── Task material

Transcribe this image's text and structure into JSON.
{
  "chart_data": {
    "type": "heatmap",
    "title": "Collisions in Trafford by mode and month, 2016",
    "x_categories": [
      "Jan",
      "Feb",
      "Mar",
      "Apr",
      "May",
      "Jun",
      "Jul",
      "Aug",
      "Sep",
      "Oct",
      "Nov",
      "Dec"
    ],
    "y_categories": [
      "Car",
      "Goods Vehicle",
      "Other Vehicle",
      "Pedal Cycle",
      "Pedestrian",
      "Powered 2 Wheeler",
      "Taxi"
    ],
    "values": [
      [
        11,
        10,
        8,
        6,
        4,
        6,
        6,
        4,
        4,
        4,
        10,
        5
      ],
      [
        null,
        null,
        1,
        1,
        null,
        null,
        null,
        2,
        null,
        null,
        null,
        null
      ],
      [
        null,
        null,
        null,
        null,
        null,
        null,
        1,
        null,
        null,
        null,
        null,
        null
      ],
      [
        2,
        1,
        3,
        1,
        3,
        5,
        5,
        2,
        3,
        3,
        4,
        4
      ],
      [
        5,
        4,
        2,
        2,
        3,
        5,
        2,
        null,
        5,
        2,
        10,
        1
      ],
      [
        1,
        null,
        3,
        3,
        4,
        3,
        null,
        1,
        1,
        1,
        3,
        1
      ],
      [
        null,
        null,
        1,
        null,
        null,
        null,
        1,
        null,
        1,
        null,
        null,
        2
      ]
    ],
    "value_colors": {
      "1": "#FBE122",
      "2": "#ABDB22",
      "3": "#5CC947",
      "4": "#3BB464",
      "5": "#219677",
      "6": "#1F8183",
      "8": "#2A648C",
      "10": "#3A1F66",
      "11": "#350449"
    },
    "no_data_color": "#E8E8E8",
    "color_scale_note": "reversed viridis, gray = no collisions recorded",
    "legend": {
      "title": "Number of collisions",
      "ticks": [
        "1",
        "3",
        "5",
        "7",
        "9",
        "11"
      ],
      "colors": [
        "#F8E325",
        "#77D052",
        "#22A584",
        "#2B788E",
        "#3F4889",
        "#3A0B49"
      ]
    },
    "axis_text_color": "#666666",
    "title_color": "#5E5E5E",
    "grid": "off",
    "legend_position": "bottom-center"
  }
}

────

• [What the exercise asks]
Write out the entries above once more, without altering anything.

• [Response]
Transcribe this image's text and structure into JSON.
{
  "chart_data": {
    "type": "heatmap",
    "title": "Collisions in Trafford by mode and month, 2016",
    "x_categories": [
      "Jan",
      "Feb",
      "Mar",
      "Apr",
      "May",
      "Jun",
      "Jul",
      "Aug",
      "Sep",
      "Oct",
      "Nov",
      "Dec"
    ],
    "y_categories": [
      "Car",
      "Goods Vehicle",
      "Other Vehicle",
      "Pedal Cycle",
      "Pedestrian",
      "Powered 2 Wheeler",
      "Taxi"
    ],
    "values": [
      [
        11,
        10,
        8,
        6,
        4,
        6,
        6,
        4,
        4,
        4,
        10,
        5
      ],
      [
        null,
        null,
        1,
        1,
        null,
        null,
        null,
        2,
        null,
        null,
        null,
        null
      ],
      [
        null,
        null,
        null,
        null,
        null,
        null,
        1,
        null,
        null,
        null,
        null,
        null
      ],
      [
        2,
        1,
        3,
        1,
        3,
        5,
        5,
        2,
        3,
        3,
        4,
        4
      ],
      [
        5,
        4,
        2,
        2,
        3,
        5,
        2,
        null,
        5,
        2,
        10,
        1
      ],
      [
        1,
        null,
        3,
        3,
        4,
        3,
        null,
        1,
        1,
        1,
        3,
        1
      ],
      [
        null,
        null,
        1,
        null,
        null,
        null,
        1,
        null,
        1,
        null,
        null,
        2
      ]
    ],
    "value_colors": {
      "1": "#FBE122",
      "2": "#ABDB22",
      "3": "#5CC947",
      "4": "#3BB464",
      "5": "#219677",
      "6": "#1F8183",
      "8": "#2A648C",
      "10": "#3A1F66",
      "11": "#350449"
    },
    "no_data_color": "#E8E8E8",
    "color_scale_note": "reversed viridis, gray = no collisions recorded",
    "legend": {
      "title": "Number of collisions",
      "ticks": [
        "1",
        "3",
        "5",
        "7",
        "9",
        "11"
      ],
      "colors": [
        "#F8E325",
        "#77D052",
        "#22A584",
        "#2B788E",
        "#3F4889",
        "#3A0B49"
      ]
    },
    "axis_text_color": "#666666",
    "title_color": "#5E5E5E",
    "grid": "off",
    "legend_position": "bottom-center"
  }
}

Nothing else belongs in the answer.